TEXTO DE LEITURA |
┌──

06 ago

Viver para contar: de férias na Montanha Mágica

Enredo um

Uma criança nascida e criada na metrópole viaja para um sítio pela primeira vez, nas férias. Fica deslumbrada com tudo o que vê pelo caminho, principalmente com os animais. Principalmente com a vaca. A mãe da criança, querendo introduzir o filho em uma relação respeitosa e reverencial com a natureza, propõe agradecerem à vaca pelas maravilhas que nos oferece – ou que tomamos a ela, quase sempre, sem pedir licença. Sugere, assim, que agradeçam pelo leite quentinho de todas as manhãs. A criança, então, fica perplexa: nunca tinha imaginado que aquele leite comprado em caixinha no supermercado pudesse sair das tetas – dos úberes! – daquele bicho fantástico. Embora embevecida pela beleza da vaca, não pode suportar certa dose de náusea que lhe ocorre ao descobrir que grande parte da sua nutrição provém desse bicho que, digamos, exótico assim, é “animal demais” para as nossas consciências demasiado urbanizadas.

Enredo dois

Quando descobre que a vaca é a fonte do leite de todas as manhãs, outra criança quer saber de qual das tetas – dos úberes! – daquele ente extraordinário sai o leite com chocolate!

Enredo três

Ao descobrir a origem do leite de todas as manhãs, uma outra criança resolve questionar por que as vacas adultas não bebem leite da própria espécie, enquanto nós, seres humanos crescidos e que não tomamos mais leite humano, continuamos consumindo o que a princípio é só para os bezerros das vacas…

O desfecho dos enredos esboçados acima pode ter inúmeros desdobramentos, tanto quanto são inúmeras as experiências despertadas. E sejam como forem essas experiências, uma coisa é inegável: elas se impõem como experiência, exigem e precisam ser narradas. Narradas por quem as viveu – por quem se modificou ao tê-las vivenciado.

Não será assim que as crianças e os jovens voltam das férias, professor – de alguma forma, modificados? Não é assim que professores e professoras também retornam para a sala de aula? Seja onde for que tenhamos ido, a volta é sempre uma enorme sede de contar.

Contando é que elaboramos o que vivemos, criamos sentidos novos, reatualizamos vínculos, nos damos a conhecer (ou a descobrir) no ato criativo essencial de nos inventarmos na potência das palavras. Só uma roda de conversa, só um espaço do dizer e da escuta pode acolher essa necessidade primária de nos criarmos e recriarmos incessantemente pela força da linguagem. Sempre que acolhidos num espaço de ouvir e de narrar, nosso ser se manifesta – e de uma maneira que nós mesmos nem imaginávamos até o momento em que começamos a falar. Para lembrar o escritor Gabriel García Márquez: é um viver para contar.

└──

CONJUNTO DE DADOS |
┌──

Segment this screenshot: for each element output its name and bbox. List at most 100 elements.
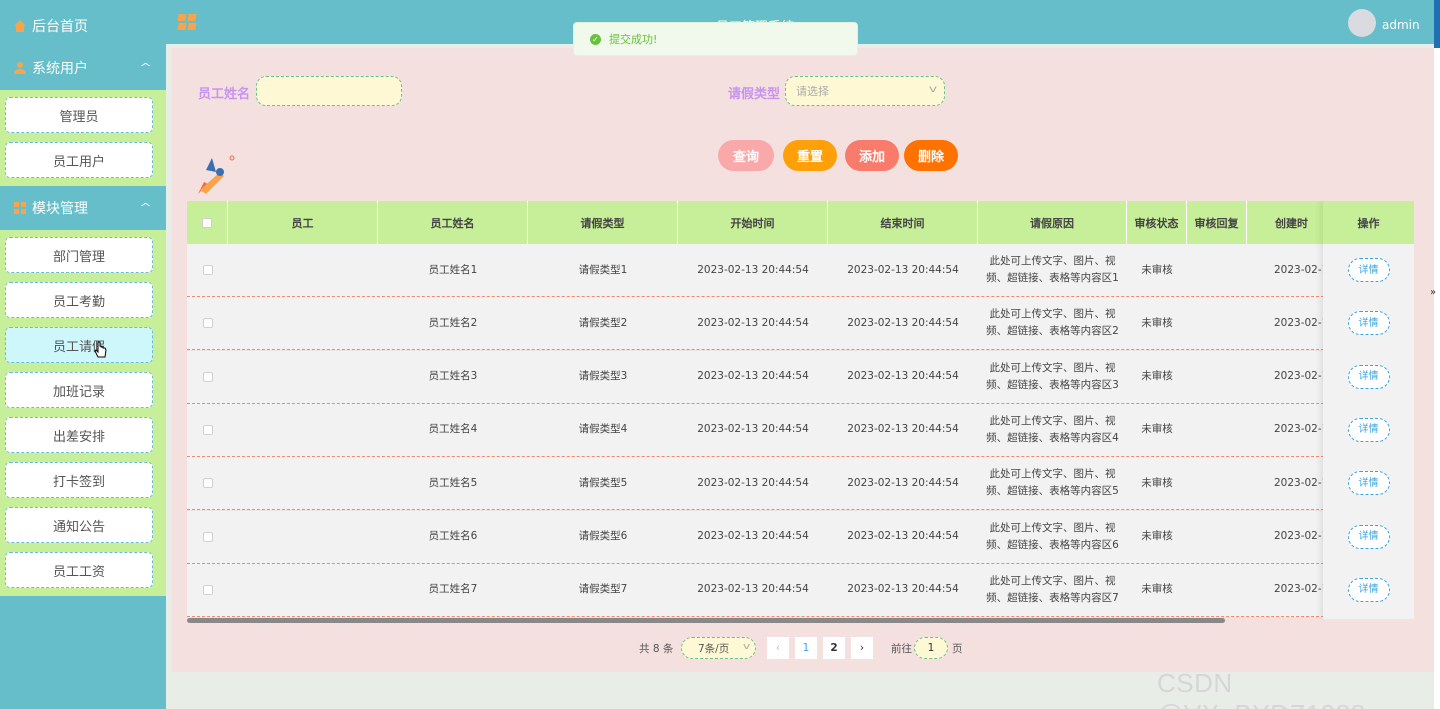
sidebar-group-modules[interactable]: 模块管理 ^ xyxy=(0,188,166,228)
sidebar-item-overtime[interactable]: 加班记录 xyxy=(5,372,153,408)
next-page-button[interactable]: › xyxy=(851,637,873,659)
user-icon xyxy=(14,62,26,74)
cell-created: 2023-02-13 xyxy=(1273,530,1335,542)
cell-empty xyxy=(1187,457,1247,509)
sidebar-panel-modules: 部门管理 员工考勤 员工请假 加班记录 出差安排 打卡签到 通知公告 员工工资 xyxy=(0,230,166,596)
leave-type-select[interactable]: 请选择 v xyxy=(785,76,945,106)
page-1-button[interactable]: 1 xyxy=(795,637,817,659)
column-header: 员工 xyxy=(228,201,378,244)
cell-reason: 此处可上传文字、图片、视 频、超链接、表格等内容区6 xyxy=(978,511,1127,563)
detail-button[interactable]: 详情 xyxy=(1347,471,1390,496)
cell-start: 2023-02-13 20:44:54 xyxy=(697,423,809,436)
cell-end: 2023-02-13 20:44:54 xyxy=(847,423,959,436)
avatar[interactable] xyxy=(1348,9,1376,37)
query-button[interactable]: 查询 xyxy=(718,140,774,171)
reason-line: 频、超链接、表格等内容区5 xyxy=(986,485,1119,498)
reason-line: 频、超链接、表格等内容区1 xyxy=(986,272,1119,284)
cell-name: 员工姓名5 xyxy=(428,476,478,489)
sidebar-item-salary[interactable]: 员工工资 xyxy=(5,552,153,588)
reason-text: 此处可上传文字、图片、视 频、超链接、表格等内容区5 xyxy=(986,466,1119,500)
sidebar-group-system-users[interactable]: 系统用户 ^ xyxy=(0,48,166,88)
sidebar-item-departments[interactable]: 部门管理 xyxy=(5,237,153,273)
row-checkbox[interactable] xyxy=(202,531,213,542)
sidebar: 后台首页 系统用户 ^ 管理员 员工用户 模块管理 ^ 部门管理 员工考勤 员工… xyxy=(0,0,166,709)
row-checkbox[interactable] xyxy=(202,318,213,329)
grid-icon xyxy=(14,202,26,214)
cell-empty xyxy=(1187,511,1247,563)
reason-line: 此处可上传文字、图片、视 xyxy=(989,521,1116,534)
cell-created: 2023-02-13 xyxy=(1273,316,1335,329)
page-size-select[interactable]: 7条/页 v xyxy=(681,637,756,659)
cell-end: 2023-02-13 20:44:54 xyxy=(847,476,959,489)
cell-name: 员工姓名3 xyxy=(428,370,478,383)
cell-type: 请假类型1 xyxy=(578,263,628,276)
detail-button[interactable]: 详情 xyxy=(1347,258,1390,282)
employee-name-label: 员工姓名 xyxy=(198,87,251,102)
cell-reason: 此处可上传文字、图片、视 频、超链接、表格等内容区2 xyxy=(978,297,1127,349)
row-checkbox[interactable] xyxy=(202,478,213,489)
cell-status: 未审核 xyxy=(1141,583,1173,596)
cell-start: 2023-02-13 20:44:54 xyxy=(697,370,809,383)
collapse-handle-icon[interactable]: » xyxy=(1430,287,1437,298)
reason-line: 频、超链接、表格等内容区4 xyxy=(986,431,1119,444)
horizontal-scrollbar[interactable] xyxy=(187,618,1225,623)
row-checkbox[interactable] xyxy=(202,584,213,595)
select-all-cell xyxy=(187,201,228,244)
row-select-cell xyxy=(187,564,228,616)
delete-button[interactable]: 删除 xyxy=(904,140,958,171)
sidebar-item-notices[interactable]: 通知公告 xyxy=(5,507,153,543)
reason-line: 此处可上传文字、图片、视 xyxy=(989,361,1116,374)
row-select-cell xyxy=(187,351,228,403)
reason-text: 此处可上传文字、图片、视 频、超链接、表格等内容区6 xyxy=(986,520,1119,554)
detail-button[interactable]: 详情 xyxy=(1347,311,1390,336)
leave-table: 员工 员工姓名 请假类型 开始时间 结束时间 请假原因 审核状态 审核回复 创建… xyxy=(187,201,1414,619)
prev-page-button[interactable]: ‹ xyxy=(767,637,789,659)
sidebar-item-employee-users[interactable]: 员工用户 xyxy=(5,142,153,178)
reset-button[interactable]: 重置 xyxy=(783,140,837,171)
row-select-cell xyxy=(187,457,228,509)
row-checkbox[interactable] xyxy=(202,424,213,435)
username[interactable]: admin xyxy=(1382,18,1420,32)
select-all-checkbox[interactable] xyxy=(202,217,212,228)
sidebar-item-admin[interactable]: 管理员 xyxy=(5,97,153,133)
employee-name-input[interactable] xyxy=(256,76,402,106)
cell-empty xyxy=(1187,297,1247,349)
cell-start: 2023-02-13 20:44:54 xyxy=(697,263,809,276)
goto-page-input[interactable]: 1 xyxy=(914,637,948,659)
detail-button[interactable]: 详情 xyxy=(1347,577,1390,602)
success-toast: ✓ 提交成功! xyxy=(573,22,858,56)
leave-type-label: 请假类型 xyxy=(728,87,781,102)
reason-line: 此处可上传文字、图片、视 xyxy=(989,468,1116,481)
goto-suffix: 页 xyxy=(952,642,963,655)
detail-button[interactable]: 详情 xyxy=(1347,417,1390,442)
sidebar-group-title: 系统用户 xyxy=(32,61,88,77)
add-button[interactable]: 添加 xyxy=(845,140,899,171)
row-checkbox[interactable] xyxy=(202,371,213,382)
sidebar-item-attendance[interactable]: 员工考勤 xyxy=(5,282,153,318)
table-row: 员工姓名7 请假类型7 2023-02-13 20:44:54 2023-02-13 … xyxy=(187,563,1414,617)
detail-button[interactable]: 详情 xyxy=(1347,364,1390,389)
page-2-button[interactable]: 2 xyxy=(823,637,845,659)
cell-empty xyxy=(1187,564,1247,616)
sidebar-item-leave[interactable]: 员工请假 xyxy=(5,327,153,363)
pagination-total: 共 8 条 xyxy=(639,642,674,655)
table-header: 员工 员工姓名 请假类型 开始时间 结束时间 请假原因 审核状态 审核回复 创建… xyxy=(187,201,1414,244)
table-row: 员工姓名6 请假类型6 2023-02-13 20:44:54 2023-02-13 … xyxy=(187,510,1414,564)
cell-status: 未审核 xyxy=(1141,370,1173,383)
table-row: 员工姓名4 请假类型4 2023-02-13 20:44:54 2023-02-13 … xyxy=(187,403,1414,457)
sidebar-home[interactable]: 后台首页 xyxy=(0,8,166,44)
cell-created: 2023-02-13 xyxy=(1273,583,1335,596)
operation-column: 操作 详情 详情 详情 详情 详情 详情 详情 xyxy=(1323,201,1414,619)
row-checkbox[interactable] xyxy=(202,265,213,275)
sidebar-item-check-in[interactable]: 打卡签到 xyxy=(5,462,153,498)
chevron-up-icon: ^ xyxy=(138,61,152,74)
menu-toggle-icon[interactable] xyxy=(177,14,197,30)
chevron-down-icon: v xyxy=(928,84,938,95)
cell-empty xyxy=(228,297,378,349)
goto-prefix: 前往 xyxy=(891,642,912,655)
sidebar-item-business-trip[interactable]: 出差安排 xyxy=(5,417,153,453)
detail-button[interactable]: 详情 xyxy=(1347,524,1390,549)
reason-line: 频、超链接、表格等内容区6 xyxy=(986,538,1119,551)
cell-operation: 详情 xyxy=(1323,564,1414,616)
window-edge xyxy=(1434,0,1440,48)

└──

ENUNCIADO |
No texto sobre as férias no sítio, o que a criança do "Enredo dois" quer saber?

RESPOSTA |
Ela quer saber de qual das tetas da vaca sai o leite com chocolate.